** RECORDS SHOWN **
┄┄┄┄┄┄┄┄┄┄┄┄┄┄┄┄┄┄┄┄
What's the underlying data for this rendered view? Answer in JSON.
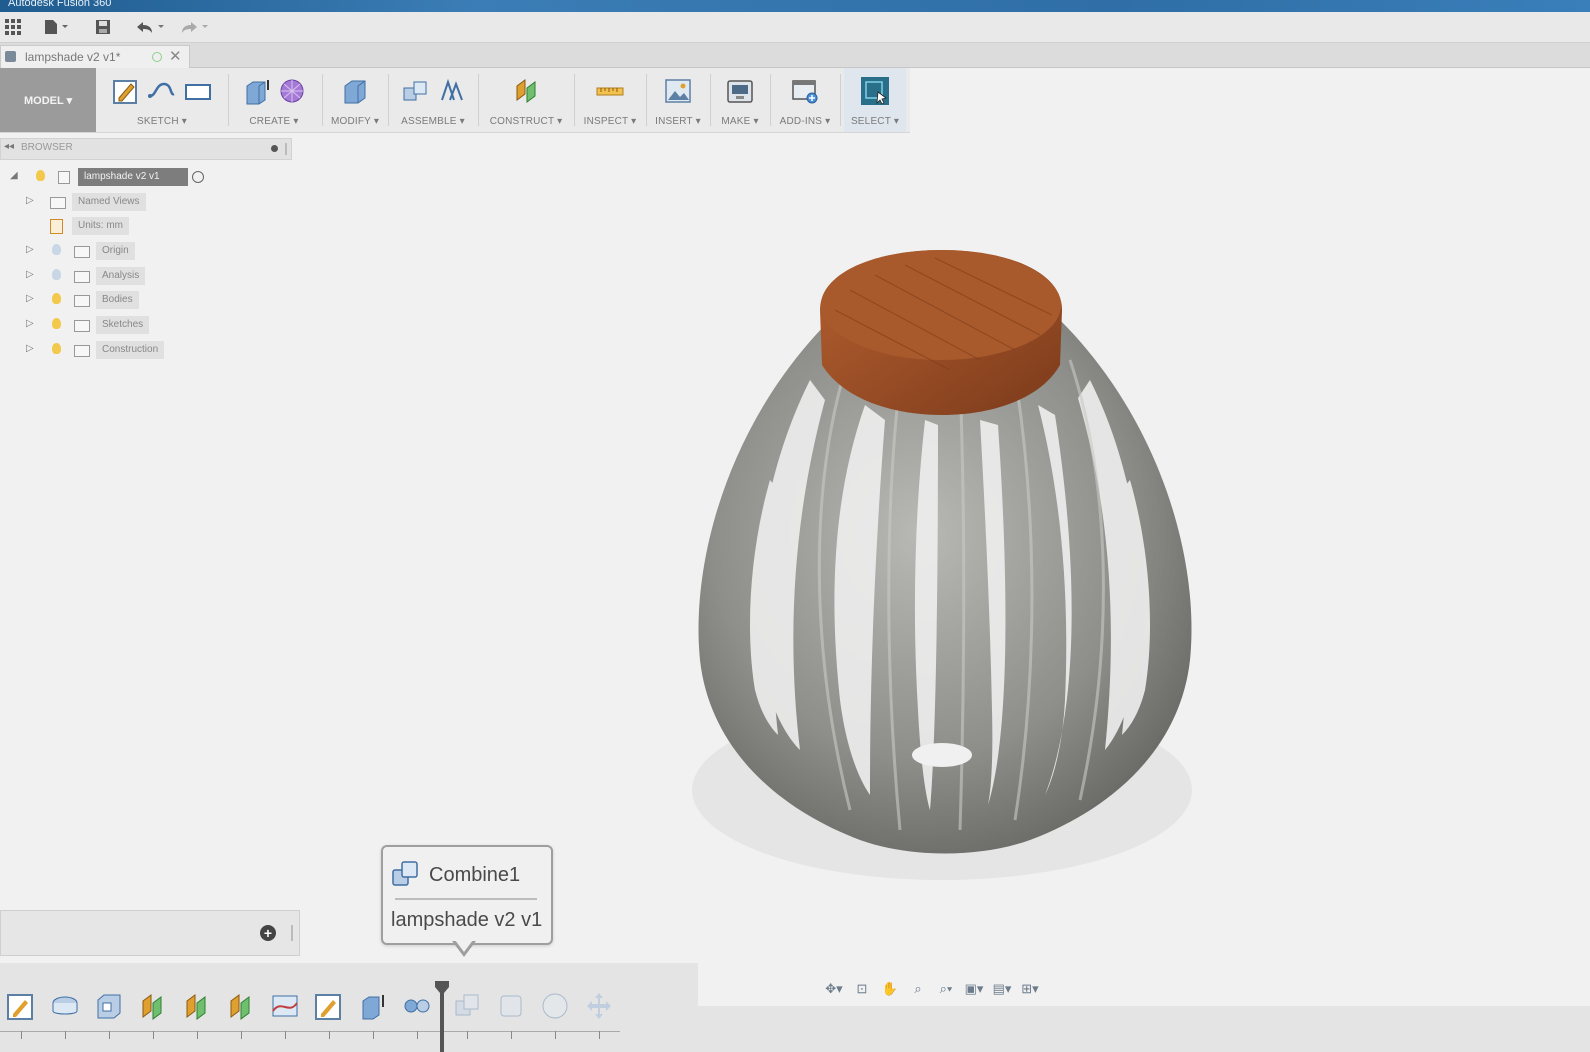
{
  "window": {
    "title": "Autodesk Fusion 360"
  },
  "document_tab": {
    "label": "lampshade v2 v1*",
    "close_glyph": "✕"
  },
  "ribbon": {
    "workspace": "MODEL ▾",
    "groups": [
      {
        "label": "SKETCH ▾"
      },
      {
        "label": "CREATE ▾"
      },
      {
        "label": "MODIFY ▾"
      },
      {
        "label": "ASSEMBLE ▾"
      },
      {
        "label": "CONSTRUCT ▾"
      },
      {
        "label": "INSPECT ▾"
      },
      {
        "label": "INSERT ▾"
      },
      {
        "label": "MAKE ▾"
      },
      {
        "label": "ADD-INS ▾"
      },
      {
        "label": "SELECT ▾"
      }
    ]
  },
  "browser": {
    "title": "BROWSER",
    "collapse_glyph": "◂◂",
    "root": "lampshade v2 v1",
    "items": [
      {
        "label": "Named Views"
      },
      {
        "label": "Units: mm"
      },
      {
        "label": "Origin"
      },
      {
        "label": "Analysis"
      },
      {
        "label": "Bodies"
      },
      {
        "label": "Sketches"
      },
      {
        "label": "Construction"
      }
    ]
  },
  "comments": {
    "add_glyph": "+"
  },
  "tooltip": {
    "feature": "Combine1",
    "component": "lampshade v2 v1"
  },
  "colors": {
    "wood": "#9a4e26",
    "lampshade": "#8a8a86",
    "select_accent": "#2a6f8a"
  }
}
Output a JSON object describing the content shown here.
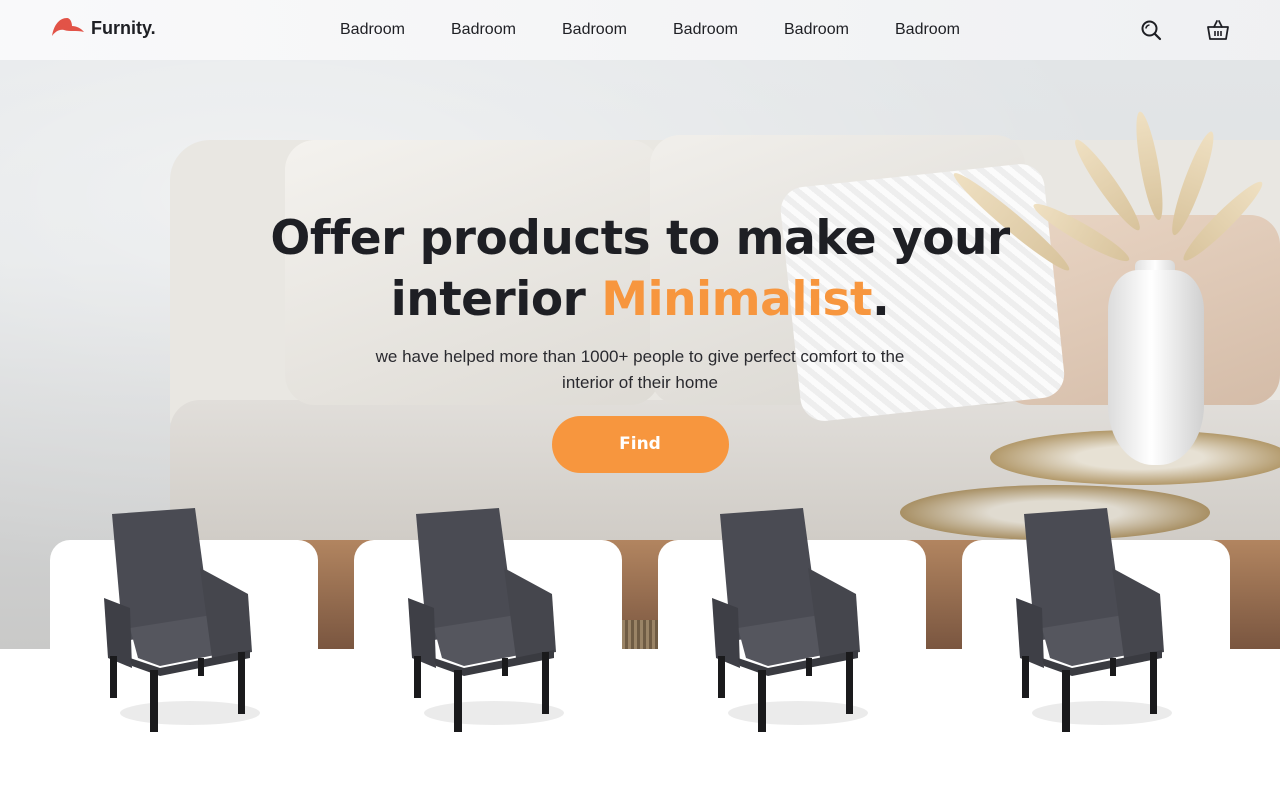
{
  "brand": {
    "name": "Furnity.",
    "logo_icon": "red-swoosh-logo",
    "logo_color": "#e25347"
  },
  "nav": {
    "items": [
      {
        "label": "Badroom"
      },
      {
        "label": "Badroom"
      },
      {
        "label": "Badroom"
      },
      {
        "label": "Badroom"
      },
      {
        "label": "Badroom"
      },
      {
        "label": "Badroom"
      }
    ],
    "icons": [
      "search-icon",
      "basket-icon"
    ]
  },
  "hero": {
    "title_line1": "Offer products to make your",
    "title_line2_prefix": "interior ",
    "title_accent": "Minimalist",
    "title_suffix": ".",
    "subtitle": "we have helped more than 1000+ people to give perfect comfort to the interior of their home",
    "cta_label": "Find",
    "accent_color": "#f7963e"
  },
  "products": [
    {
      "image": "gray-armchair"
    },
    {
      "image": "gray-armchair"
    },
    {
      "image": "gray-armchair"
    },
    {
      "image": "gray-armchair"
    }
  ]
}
┄┄┄┄┄┄┄┄┄┄┄┄┄┄┄┄┄┄┄┄
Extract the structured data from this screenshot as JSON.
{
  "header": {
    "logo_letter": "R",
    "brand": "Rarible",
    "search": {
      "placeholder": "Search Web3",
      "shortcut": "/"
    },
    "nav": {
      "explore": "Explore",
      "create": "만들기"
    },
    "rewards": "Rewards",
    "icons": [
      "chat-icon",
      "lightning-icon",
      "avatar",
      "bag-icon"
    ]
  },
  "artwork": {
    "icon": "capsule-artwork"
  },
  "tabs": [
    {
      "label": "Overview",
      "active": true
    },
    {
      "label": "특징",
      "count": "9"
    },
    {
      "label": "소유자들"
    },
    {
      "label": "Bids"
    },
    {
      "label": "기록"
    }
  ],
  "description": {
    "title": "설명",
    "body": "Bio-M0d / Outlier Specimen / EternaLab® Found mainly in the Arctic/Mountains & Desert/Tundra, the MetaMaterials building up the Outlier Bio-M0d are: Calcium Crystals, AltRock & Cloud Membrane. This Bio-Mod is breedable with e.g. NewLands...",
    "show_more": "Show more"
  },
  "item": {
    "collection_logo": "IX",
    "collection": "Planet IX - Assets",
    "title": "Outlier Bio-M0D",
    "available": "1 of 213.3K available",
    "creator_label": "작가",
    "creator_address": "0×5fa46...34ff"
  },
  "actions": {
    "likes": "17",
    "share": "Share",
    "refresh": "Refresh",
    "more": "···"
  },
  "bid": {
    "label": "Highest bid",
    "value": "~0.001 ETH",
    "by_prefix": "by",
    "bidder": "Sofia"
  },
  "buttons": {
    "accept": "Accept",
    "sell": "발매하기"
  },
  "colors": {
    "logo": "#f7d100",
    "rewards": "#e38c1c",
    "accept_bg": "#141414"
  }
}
┄┄┄┄┄┄┄┄┄┄┄┄┄┄┄┄┄┄┄┄
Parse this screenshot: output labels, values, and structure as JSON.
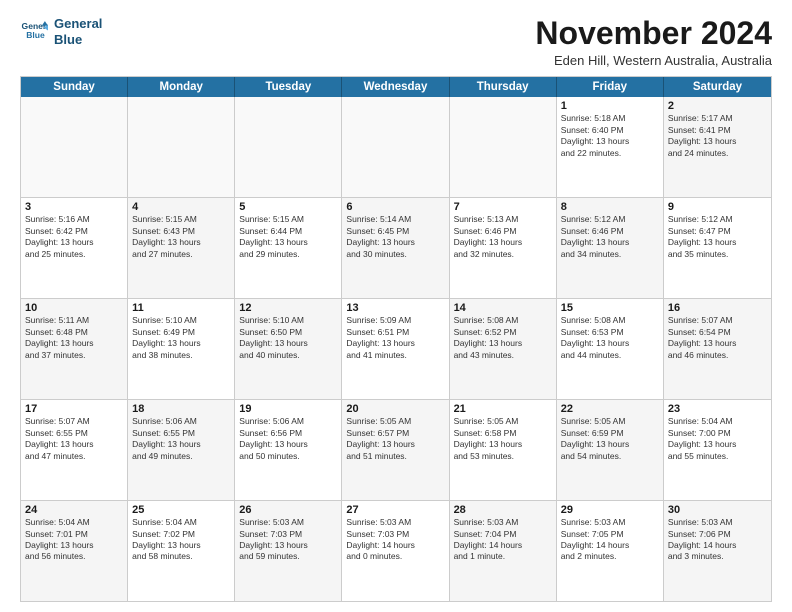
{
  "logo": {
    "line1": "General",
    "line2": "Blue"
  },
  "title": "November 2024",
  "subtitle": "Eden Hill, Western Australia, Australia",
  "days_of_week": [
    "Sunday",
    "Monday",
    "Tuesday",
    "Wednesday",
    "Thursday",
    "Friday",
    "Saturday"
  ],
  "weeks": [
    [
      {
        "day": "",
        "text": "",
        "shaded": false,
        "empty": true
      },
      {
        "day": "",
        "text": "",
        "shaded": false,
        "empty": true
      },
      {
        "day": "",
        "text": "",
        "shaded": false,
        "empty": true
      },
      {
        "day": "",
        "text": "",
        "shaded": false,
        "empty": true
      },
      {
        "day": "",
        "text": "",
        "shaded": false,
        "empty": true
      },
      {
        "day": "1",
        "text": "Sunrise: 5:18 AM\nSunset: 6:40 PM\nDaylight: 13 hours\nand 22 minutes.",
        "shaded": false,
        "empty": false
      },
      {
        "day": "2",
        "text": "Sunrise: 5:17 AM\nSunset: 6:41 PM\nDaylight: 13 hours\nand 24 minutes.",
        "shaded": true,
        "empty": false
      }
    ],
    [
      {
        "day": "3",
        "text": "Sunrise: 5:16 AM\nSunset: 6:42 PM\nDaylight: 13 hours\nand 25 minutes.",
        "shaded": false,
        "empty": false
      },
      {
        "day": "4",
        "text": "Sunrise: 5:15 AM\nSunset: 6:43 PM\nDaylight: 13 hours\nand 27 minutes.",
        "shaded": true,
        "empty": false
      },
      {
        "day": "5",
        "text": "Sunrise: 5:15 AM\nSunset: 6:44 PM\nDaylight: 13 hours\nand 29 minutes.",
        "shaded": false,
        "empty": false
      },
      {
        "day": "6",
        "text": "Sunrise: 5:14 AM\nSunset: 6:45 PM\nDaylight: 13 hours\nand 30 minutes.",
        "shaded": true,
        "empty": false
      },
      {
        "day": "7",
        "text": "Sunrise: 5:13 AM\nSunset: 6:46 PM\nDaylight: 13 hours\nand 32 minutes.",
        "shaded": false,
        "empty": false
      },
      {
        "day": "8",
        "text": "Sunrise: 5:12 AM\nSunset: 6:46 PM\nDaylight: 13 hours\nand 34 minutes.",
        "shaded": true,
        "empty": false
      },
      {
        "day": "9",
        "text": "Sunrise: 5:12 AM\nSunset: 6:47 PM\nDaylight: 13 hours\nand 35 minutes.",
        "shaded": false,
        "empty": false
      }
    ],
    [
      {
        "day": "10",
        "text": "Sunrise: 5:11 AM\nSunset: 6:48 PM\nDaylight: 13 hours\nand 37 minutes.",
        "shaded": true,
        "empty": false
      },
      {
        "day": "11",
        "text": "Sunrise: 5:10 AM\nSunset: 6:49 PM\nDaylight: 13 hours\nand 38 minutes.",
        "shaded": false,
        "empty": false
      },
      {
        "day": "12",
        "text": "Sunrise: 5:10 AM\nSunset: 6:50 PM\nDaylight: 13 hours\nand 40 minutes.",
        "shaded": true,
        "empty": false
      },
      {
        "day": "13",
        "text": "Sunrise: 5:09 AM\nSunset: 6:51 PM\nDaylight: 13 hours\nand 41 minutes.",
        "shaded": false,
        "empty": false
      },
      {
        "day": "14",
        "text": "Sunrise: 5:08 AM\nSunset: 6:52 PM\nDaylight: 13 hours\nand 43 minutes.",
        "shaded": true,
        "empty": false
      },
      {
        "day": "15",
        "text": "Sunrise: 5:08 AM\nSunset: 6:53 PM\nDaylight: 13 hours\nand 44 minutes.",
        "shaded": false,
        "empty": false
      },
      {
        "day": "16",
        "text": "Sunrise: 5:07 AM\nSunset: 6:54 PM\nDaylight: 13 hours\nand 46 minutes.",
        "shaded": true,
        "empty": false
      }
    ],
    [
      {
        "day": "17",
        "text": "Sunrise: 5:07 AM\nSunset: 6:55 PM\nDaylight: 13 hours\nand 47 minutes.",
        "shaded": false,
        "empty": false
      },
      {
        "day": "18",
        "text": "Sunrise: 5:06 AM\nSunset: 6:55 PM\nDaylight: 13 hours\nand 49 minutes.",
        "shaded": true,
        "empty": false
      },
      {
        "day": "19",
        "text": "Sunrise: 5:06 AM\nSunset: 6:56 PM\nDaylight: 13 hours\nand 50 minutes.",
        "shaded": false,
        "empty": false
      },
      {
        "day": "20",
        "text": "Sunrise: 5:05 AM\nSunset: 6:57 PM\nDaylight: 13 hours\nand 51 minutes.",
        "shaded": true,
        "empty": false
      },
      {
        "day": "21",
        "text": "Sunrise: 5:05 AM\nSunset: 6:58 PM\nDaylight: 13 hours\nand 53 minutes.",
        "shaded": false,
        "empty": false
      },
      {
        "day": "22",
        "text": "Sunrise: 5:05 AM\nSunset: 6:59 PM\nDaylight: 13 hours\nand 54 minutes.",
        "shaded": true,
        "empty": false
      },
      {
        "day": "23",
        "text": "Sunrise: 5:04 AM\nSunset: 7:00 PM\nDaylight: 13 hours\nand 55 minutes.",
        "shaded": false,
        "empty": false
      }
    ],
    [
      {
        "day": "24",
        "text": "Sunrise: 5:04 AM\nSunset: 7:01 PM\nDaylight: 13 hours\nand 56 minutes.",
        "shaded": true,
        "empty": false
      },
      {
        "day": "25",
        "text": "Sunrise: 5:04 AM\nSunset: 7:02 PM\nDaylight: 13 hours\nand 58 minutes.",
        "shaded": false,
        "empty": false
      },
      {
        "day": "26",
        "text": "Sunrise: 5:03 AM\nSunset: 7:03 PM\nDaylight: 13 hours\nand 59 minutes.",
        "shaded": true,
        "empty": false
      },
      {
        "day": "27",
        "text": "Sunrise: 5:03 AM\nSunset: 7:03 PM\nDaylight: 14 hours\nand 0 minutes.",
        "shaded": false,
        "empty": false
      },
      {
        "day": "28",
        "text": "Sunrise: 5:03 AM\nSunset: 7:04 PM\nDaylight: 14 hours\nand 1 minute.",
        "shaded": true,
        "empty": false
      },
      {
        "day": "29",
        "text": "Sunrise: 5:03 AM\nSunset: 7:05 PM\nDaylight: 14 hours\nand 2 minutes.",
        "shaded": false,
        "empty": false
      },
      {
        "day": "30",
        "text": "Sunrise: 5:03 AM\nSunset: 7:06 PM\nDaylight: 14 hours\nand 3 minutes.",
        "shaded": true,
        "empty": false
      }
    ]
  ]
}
┄┄┄┄┄┄┄┄┄┄┄┄┄┄┄┄┄┄┄┄
** EXERCISE BRIEF **
Count the lines above in which the word "data" appears, then state only that count.

** FINISHED TASK **
2